[Aim of the task] Below are some records. Pull every line that contains the word "kremówki".
= = = = = = =
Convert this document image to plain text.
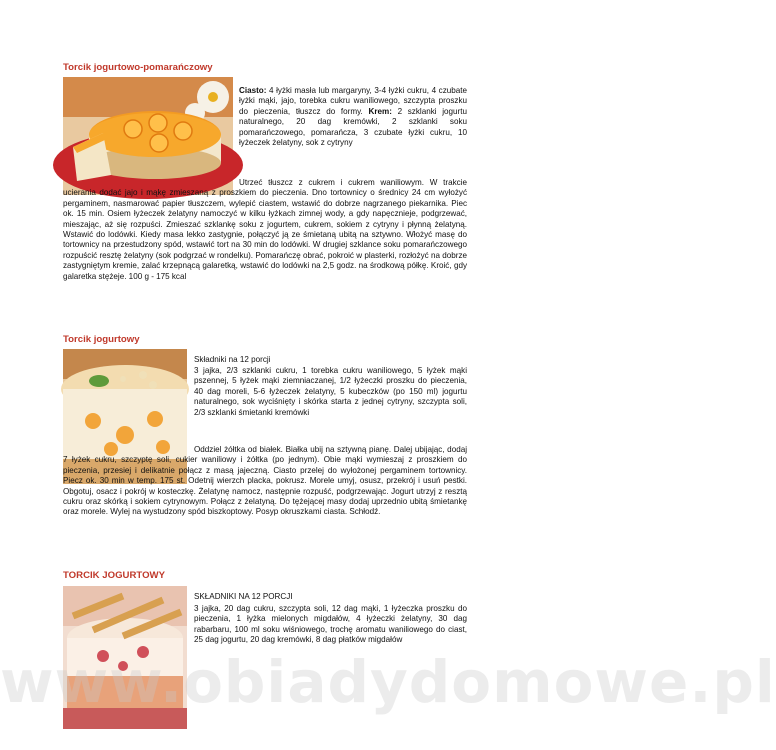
Torcik jogurtowo-pomarańczowy
Ciasto: 4 łyżki masła lub margaryny, 3-4 łyżki cukru, 4 czubate łyżki mąki, jajo, torebka cukru waniliowego, szczypta proszku do pieczenia, tłuszcz do formy. Krem: 2 szklanki jogurtu naturalnego, 20 dag kremówki, 2 szklanki soku pomarańczowego, pomarańcza, 3 czubate łyżki cukru, 10 łyżeczek żelatyny, sok z cytryny
Utrzeć tłuszcz z cukrem i cukrem waniliowym. W trakcie ucierania dodać jajo i mąkę zmieszaną z proszkiem do pieczenia. Dno tortownicy o średnicy 24 cm wyłożyć pergaminem, nasmarować papier tłuszczem, wylepić ciastem, wstawić do dobrze nagrzanego piekarnika. Piec ok. 15 min. Osiem łyżeczek żelatyny namoczyć w kilku łyżkach zimnej wody, a gdy napęcznieje, podgrzewać, mieszając, aż się rozpuści. Zmieszać szklankę soku z jogurtem, cukrem, sokiem z cytryny i płynną żelatyną. Wstawić do lodówki. Kiedy masa lekko zastygnie, połączyć ją ze śmietaną ubitą na sztywno. Włożyć masę do tortownicy na przestudzony spód, wstawić tort na 30 min do lodówki. W drugiej szklance soku pomarańczowego rozpuścić resztę żelatyny (sok podgrzać w rondelku). Pomarańczę obrać, pokroić w plasterki, rozłożyć na dobrze zastygniętym kremie, zalać krzepnącą galaretką, wstawić do lodówki na 2,5 godz. na środkową półkę. Kroić, gdy galaretka stężeje. 100 g - 175 kcal
Torcik jogurtowy
Składniki na 12 porcji
3 jajka, 2/3 szklanki cukru, 1 torebka cukru waniliowego, 5 łyżek mąki pszennej, 5 łyżek mąki ziemniaczanej, 1/2 łyżeczki proszku do pieczenia, 40 dag moreli, 5-6 łyżeczek żelatyny, 5 kubeczków (po 150 ml) jogurtu naturalnego, sok wyciśnięty i skórka starta z jednej cytryny, szczypta soli, 2/3 szklanki śmietanki kremówki
Oddziel żółtka od białek. Białka ubij na sztywną pianę. Dalej ubijając, dodaj 7 łyżek cukru, szczyptę soli, cukier waniliowy i żółtka (po jednym). Obie mąki wymieszaj z proszkiem do pieczenia, przesiej i delikatnie połącz z masą jajeczną. Ciasto przelej do wyłożonej pergaminem tortownicy. Piecz ok. 30 min w temp. 175 st. Odetnij wierzch placka, pokrusz. Morele umyj, osusz, przekrój i usuń pestki. Obgotuj, osacz i pokrój w kosteczkę. Żelatynę namocz, następnie rozpuść, podgrzewając. Jogurt utrzyj z resztą cukru oraz skórką i sokiem cytrynowym. Połącz z żelatyną. Do tężejącej masy dodaj uprzednio ubitą śmietankę oraz morele. Wylej na wystudzony spód biszkoptowy. Posyp okruszkami ciasta. Schłodź.
TORCIK JOGURTOWY
SKŁADNIKI NA 12 PORCJI
3 jajka, 20 dag cukru, szczypta soli, 12 dag mąki, 1 łyżeczka proszku do pieczenia, 1 łyżka mielonych migdałów, 4 łyżeczki żelatyny, 30 dag rabarbaru, 100 ml soku wiśniowego, trochę aromatu waniliowego do ciast, 25 dag jogurtu, 20 dag kremówki, 8 dag płatków migdałów
www.obiadydomowe.pl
= = = = = = =
[Task answer]
Ciasto: 4 łyżki masła lub margaryny, 3-4 łyżki cukru, 4 czubate łyżki mąki, jajo, torebka cukru waniliowego, szczypta proszku do pieczenia, tłuszcz do formy. Krem: 2 szklanki jogurtu naturalnego, 20 dag kremówki, 2 szklanki soku pomarańczowego, pomarańcza, 3 czubate łyżki cukru, 10 łyżeczek żelatyny, sok z cytryny
3 jajka, 2/3 szklanki cukru, 1 torebka cukru waniliowego, 5 łyżek mąki pszennej, 5 łyżek mąki ziemniaczanej, 1/2 łyżeczki proszku do pieczenia, 40 dag moreli, 5-6 łyżeczek żelatyny, 5 kubeczków (po 150 ml) jogurtu naturalnego, sok wyciśnięty i skórka starta z jednej cytryny, szczypta soli, 2/3 szklanki śmietanki kremówki
3 jajka, 20 dag cukru, szczypta soli, 12 dag mąki, 1 łyżeczka proszku do pieczenia, 1 łyżka mielonych migdałów, 4 łyżeczki żelatyny, 30 dag rabarbaru, 100 ml soku wiśniowego, trochę aromatu waniliowego do ciast, 25 dag jogurtu, 20 dag kremówki, 8 dag płatków migdałów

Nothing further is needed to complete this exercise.